(THE REQUEST): Copy out all lines carrying the word "Bookmarks".

(MATERIAL PROVIDED):
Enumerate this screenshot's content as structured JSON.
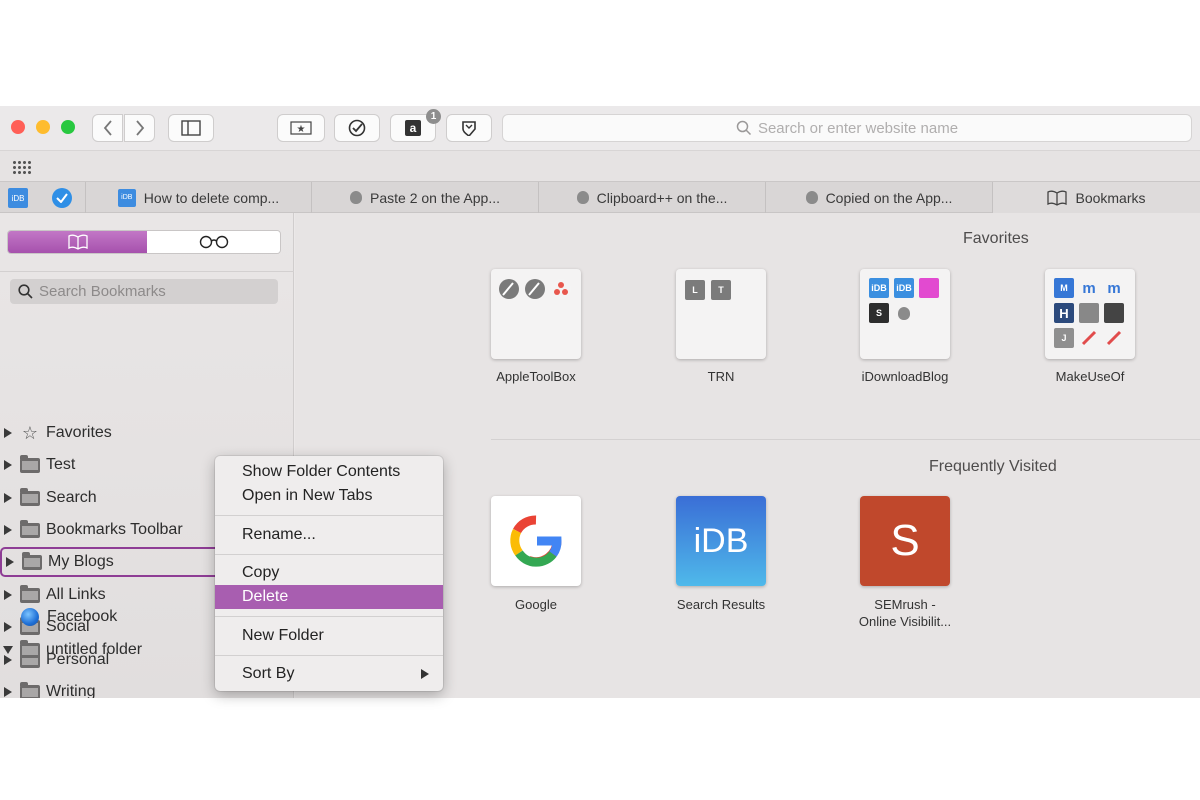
{
  "toolbar": {
    "url_placeholder": "Search or enter website name",
    "amazon_badge": "1"
  },
  "tabs": [
    {
      "label": "How to delete comp...",
      "icon": "idb-icon"
    },
    {
      "label": "Paste 2 on the App...",
      "icon": "apple-icon"
    },
    {
      "label": "Clipboard++ on the...",
      "icon": "apple-icon"
    },
    {
      "label": "Copied on the App...",
      "icon": "apple-icon"
    },
    {
      "label": "Bookmarks",
      "icon": "book-icon"
    }
  ],
  "sidebar": {
    "search_placeholder": "Search Bookmarks",
    "items": [
      {
        "label": "Favorites"
      },
      {
        "label": "Test"
      },
      {
        "label": "Search"
      },
      {
        "label": "Bookmarks Toolbar"
      },
      {
        "label": "My Blogs"
      },
      {
        "label": "All Links"
      },
      {
        "label": "Social"
      },
      {
        "label": "Personal"
      },
      {
        "label": "Writing"
      },
      {
        "label": "Facebook"
      },
      {
        "label": "untitled folder"
      }
    ]
  },
  "main": {
    "favorites_title": "Favorites",
    "frequent_title": "Frequently Visited",
    "favorites": [
      {
        "label": "AppleToolBox"
      },
      {
        "label": "TRN",
        "tiles": [
          "L",
          "T"
        ]
      },
      {
        "label": "iDownloadBlog",
        "tiles": [
          "iDB",
          "iDB",
          "S"
        ]
      },
      {
        "label": "MakeUseOf",
        "tiles": [
          "M",
          "m",
          "m",
          "H",
          "J"
        ]
      }
    ],
    "frequent": [
      {
        "label": "Google"
      },
      {
        "label": "Search Results",
        "tile_text": "iDB"
      },
      {
        "label_line1": "SEMrush -",
        "label_line2": "Online Visibilit...",
        "tile_text": "S"
      }
    ]
  },
  "context_menu": {
    "items": {
      "show_contents": "Show Folder Contents",
      "open_tabs": "Open in New Tabs",
      "rename": "Rename...",
      "copy": "Copy",
      "delete": "Delete",
      "new_folder": "New Folder",
      "sort_by": "Sort By"
    },
    "highlighted": "Delete",
    "highlight_color": "#a85eb0"
  },
  "colors": {
    "accent": "#a651ad",
    "close": "#ff5f57",
    "minimize": "#febc2e",
    "zoom": "#28c840"
  }
}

(FULL RESPONSE):
      "label": "Bookmarks",
    "search_placeholder": "Search Bookmarks",
        "label": "Bookmarks Toolbar"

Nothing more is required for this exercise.